_TEXT PROVIDED_:

% Generated by roxygen2: do not edit by hand
% Please edit documentation in R/SETRED.R
\name{setred}
\alias{setred}
\title{General Interface for SETRED model}
\usage{
setred(
  dist = "Euclidean",
  learner,
  theta = 0.1,
  max.iter = 50,
  perc.full = 0.7,
  D = NULL
)
}
\arguments{
\item{dist}{A distance function or the name of a distance available
in the \code{proxy} package to compute. Default is "Euclidean"
the distance matrix in the case that \code{D} is \code{NULL}.}

\item{learner}{model from parsnip package for training a supervised base classifier
using a set of instances. This model need to have probability predictions
(or optionally a distance matrix) and it's corresponding classes.}

\item{theta}{Rejection threshold to test the critical region. Default is 0.1.}

\item{max.iter}{maximum number of iterations to execute the self-labeling process.

_DATA PROVIDED_:
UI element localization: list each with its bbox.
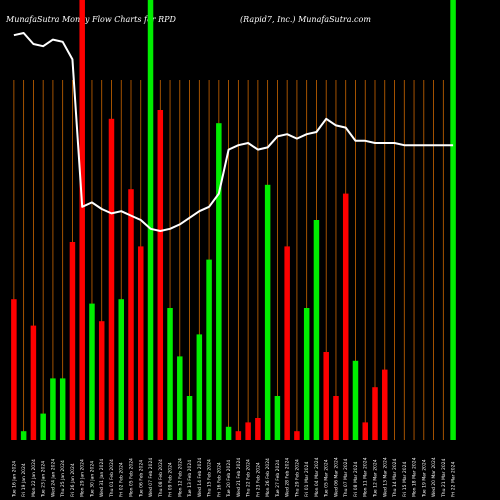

...

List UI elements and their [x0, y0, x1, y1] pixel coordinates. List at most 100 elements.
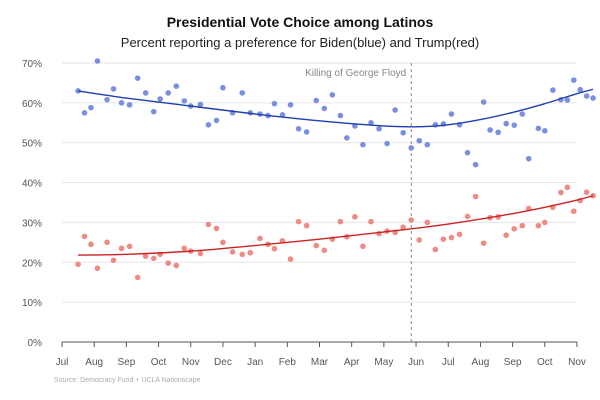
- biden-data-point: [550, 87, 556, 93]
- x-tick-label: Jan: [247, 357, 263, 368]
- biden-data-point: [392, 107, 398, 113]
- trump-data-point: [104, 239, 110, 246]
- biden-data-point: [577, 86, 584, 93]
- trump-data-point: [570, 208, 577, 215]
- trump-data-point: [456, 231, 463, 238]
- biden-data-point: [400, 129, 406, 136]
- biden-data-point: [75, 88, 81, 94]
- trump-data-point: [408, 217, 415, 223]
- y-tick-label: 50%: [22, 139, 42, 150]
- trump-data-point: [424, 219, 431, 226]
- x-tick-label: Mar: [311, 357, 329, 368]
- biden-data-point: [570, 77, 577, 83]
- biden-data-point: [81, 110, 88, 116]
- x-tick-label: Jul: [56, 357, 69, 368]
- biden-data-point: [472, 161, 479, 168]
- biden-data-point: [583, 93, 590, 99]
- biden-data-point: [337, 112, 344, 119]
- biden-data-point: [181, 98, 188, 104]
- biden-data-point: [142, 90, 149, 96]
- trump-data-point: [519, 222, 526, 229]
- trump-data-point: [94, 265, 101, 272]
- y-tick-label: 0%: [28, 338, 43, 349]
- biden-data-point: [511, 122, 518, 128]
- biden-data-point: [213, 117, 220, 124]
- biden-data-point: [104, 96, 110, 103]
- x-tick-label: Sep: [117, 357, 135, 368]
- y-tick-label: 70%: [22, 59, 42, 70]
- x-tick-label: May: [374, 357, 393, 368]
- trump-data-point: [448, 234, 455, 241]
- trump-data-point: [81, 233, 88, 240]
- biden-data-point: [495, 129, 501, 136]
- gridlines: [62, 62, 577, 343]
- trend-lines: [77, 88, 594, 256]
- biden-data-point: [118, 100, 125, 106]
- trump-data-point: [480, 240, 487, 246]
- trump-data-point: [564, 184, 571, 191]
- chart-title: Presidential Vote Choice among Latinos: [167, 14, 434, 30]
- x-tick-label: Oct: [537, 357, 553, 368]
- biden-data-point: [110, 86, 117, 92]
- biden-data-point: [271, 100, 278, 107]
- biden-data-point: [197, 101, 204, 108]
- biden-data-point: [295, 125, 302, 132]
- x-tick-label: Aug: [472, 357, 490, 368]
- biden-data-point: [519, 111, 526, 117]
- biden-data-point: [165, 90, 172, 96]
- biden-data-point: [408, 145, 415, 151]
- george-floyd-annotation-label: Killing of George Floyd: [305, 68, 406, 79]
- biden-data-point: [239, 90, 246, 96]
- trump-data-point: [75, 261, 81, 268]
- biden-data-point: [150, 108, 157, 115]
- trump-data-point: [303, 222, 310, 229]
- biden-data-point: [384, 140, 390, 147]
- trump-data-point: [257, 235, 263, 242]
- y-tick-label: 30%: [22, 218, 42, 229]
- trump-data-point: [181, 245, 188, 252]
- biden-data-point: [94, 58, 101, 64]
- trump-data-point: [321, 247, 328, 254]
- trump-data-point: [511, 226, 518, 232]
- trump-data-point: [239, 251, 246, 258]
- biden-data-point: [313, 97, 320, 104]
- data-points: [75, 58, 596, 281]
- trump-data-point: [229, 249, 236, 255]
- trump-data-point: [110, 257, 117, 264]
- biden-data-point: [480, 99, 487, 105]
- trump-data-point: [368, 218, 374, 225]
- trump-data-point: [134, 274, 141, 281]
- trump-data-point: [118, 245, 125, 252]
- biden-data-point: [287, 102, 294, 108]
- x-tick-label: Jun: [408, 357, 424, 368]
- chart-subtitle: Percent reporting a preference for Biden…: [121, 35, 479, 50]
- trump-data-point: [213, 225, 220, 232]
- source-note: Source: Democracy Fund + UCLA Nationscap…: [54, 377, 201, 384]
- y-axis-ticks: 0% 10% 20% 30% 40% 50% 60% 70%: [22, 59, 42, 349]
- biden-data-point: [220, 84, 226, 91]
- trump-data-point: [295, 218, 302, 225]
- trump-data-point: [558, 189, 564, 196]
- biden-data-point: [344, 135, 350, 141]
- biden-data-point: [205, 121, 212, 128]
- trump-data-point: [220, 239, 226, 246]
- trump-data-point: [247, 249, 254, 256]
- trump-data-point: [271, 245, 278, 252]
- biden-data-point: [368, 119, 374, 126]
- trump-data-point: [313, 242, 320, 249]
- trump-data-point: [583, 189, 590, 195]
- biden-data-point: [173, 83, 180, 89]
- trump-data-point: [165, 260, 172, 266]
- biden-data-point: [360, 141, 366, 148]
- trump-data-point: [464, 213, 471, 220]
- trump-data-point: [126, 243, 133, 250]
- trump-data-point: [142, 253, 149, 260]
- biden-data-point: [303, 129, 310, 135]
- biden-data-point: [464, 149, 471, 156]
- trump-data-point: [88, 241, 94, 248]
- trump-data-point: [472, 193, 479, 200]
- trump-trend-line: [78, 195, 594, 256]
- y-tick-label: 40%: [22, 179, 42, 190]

==

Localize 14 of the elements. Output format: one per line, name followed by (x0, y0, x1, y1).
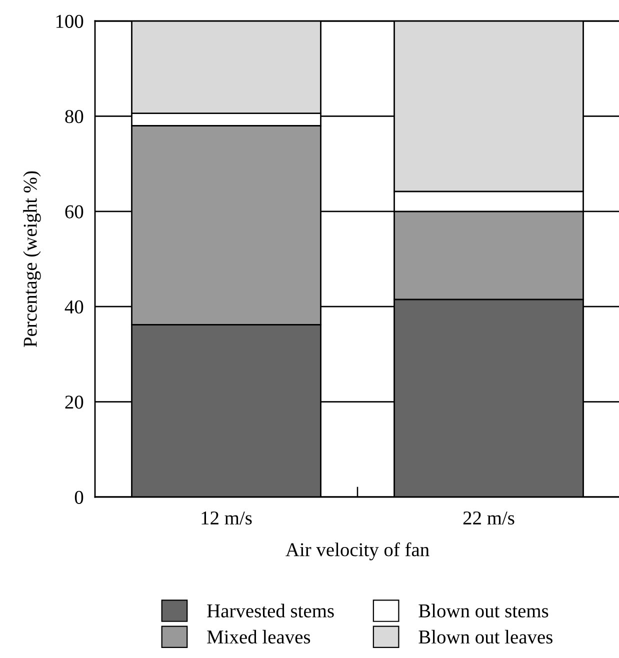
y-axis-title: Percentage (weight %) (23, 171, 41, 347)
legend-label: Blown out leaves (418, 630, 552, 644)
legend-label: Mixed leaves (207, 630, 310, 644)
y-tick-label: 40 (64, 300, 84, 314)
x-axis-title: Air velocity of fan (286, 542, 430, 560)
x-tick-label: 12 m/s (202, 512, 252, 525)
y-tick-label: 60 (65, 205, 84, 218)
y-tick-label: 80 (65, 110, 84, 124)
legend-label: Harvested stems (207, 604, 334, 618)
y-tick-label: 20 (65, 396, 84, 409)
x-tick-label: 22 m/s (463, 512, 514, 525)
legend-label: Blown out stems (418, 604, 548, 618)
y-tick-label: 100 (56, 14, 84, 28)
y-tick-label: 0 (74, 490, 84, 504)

_EXERCISE TASKS_:
1. In the SETRED documentation, reproduce the passage from "the distance matrix" up to and including "the self-labeling process.", switching "parsnip" to "tidymodels".
2. Answer these questions using the SETRED documentation:
(a) What default value does the usage section give for max.iter?
(b) What is the default value of theta?
(c) In which file should edits to the documentation be made?
3. Carry on the SETRED documentation from its last line.

_OUTPUTS IN ORDER_:
1.
the distance matrix in the case that \code{D} is \code{NULL}.}

\item{learner}{model from tidymodels package for training a supervised base classifier
using a set of instances. This model need to have probability predictions
(or optionally a distance matrix) and it's corresponding classes.}

\item{theta}{Rejection threshold to test the critical region. Default is 0.1.}

\item{max.iter}{maximum number of iterations to execute the self-labeling process.

2.
(a) 50
(b) 0.1
(c) R/SETRED.R

3.
Default is 50.}

\item{perc.full}{A number between 0 and 1. If the percentage
of new labeled examples reaches this value the self-training process is stopped.
Default is 0.7.}

\item{D}{A distance matrix between all the training instances. This matrix is used to
construct the neighborhood graph. Default is NULL, this means the
method create a matrix with dist param}
}
\value{
(When model fit) A list object of class "setred" containing:
\describe{
\item{model}{The final base classifier trained using the enlarged labeled set.}
\item{instances.index}{The indexes of the training instances used to
train the \code{model}. These indexes include the initial labeled instances
and the newly labeled instances.
Those indexes are relative to \code{x} argument.}
\item{classes}{The levels of \code{y} factor.}
\item{pred}{The function provided in the \code{pred} argument.}
\item{pred.pars}{The list provided in the \code{pred.pars} argument.}
}
}
\description{
SETRED (SElf-TRaining with EDiting) is a variant of the self-training
classification method (as implemented in the function \code{\link{selfTraining}}) with a different addition mechanism.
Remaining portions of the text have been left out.